* Begin INPUT DATA *

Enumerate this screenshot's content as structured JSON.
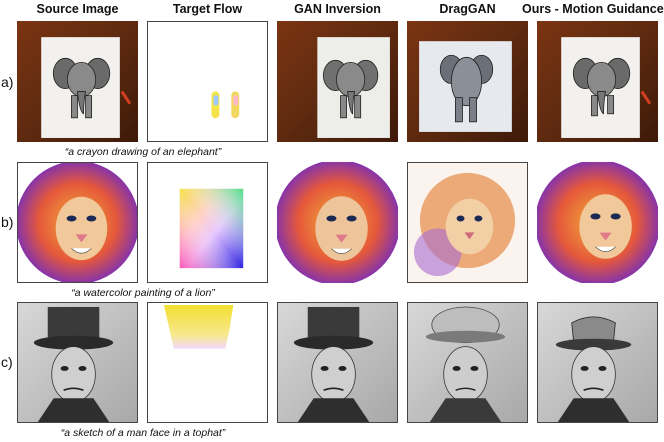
{
  "columns": [
    "Source Image",
    "Target Flow",
    "GAN Inversion",
    "DragGAN",
    "Ours - Motion Guidance"
  ],
  "rows": [
    {
      "label": "a)",
      "caption": "“a crayon drawing of an elephant”"
    },
    {
      "label": "b)",
      "caption": "“a watercolor painting of a lion”"
    },
    {
      "label": "c)",
      "caption": "“a sketch of a man face in a tophat”"
    }
  ]
}
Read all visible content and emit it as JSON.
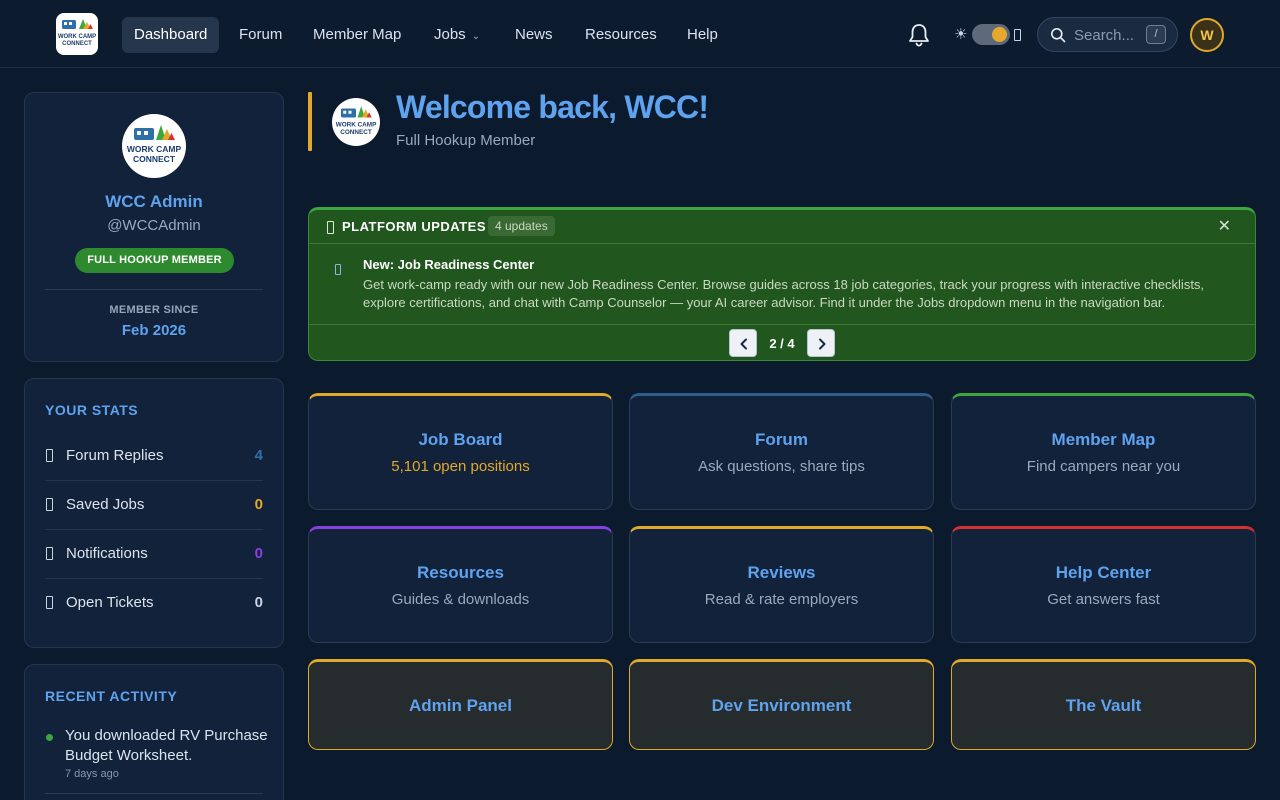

* End INPUT DATA *

# [GIVEN REQUEST]
Restate the data above word for word. Skip every picture.

# [OUTPUT]
Enumerate this screenshot's content as structured JSON.
{
  "columns": [
    "Source Image",
    "Target Flow",
    "GAN Inversion",
    "DragGAN",
    "Ours - Motion Guidance"
  ],
  "rows": [
    {
      "label": "a)",
      "caption": "“a crayon drawing of an elephant”"
    },
    {
      "label": "b)",
      "caption": "“a watercolor painting of a lion”"
    },
    {
      "label": "c)",
      "caption": "“a sketch of a man face in a tophat”"
    }
  ]
}
Read all visible content and emit it as JSON.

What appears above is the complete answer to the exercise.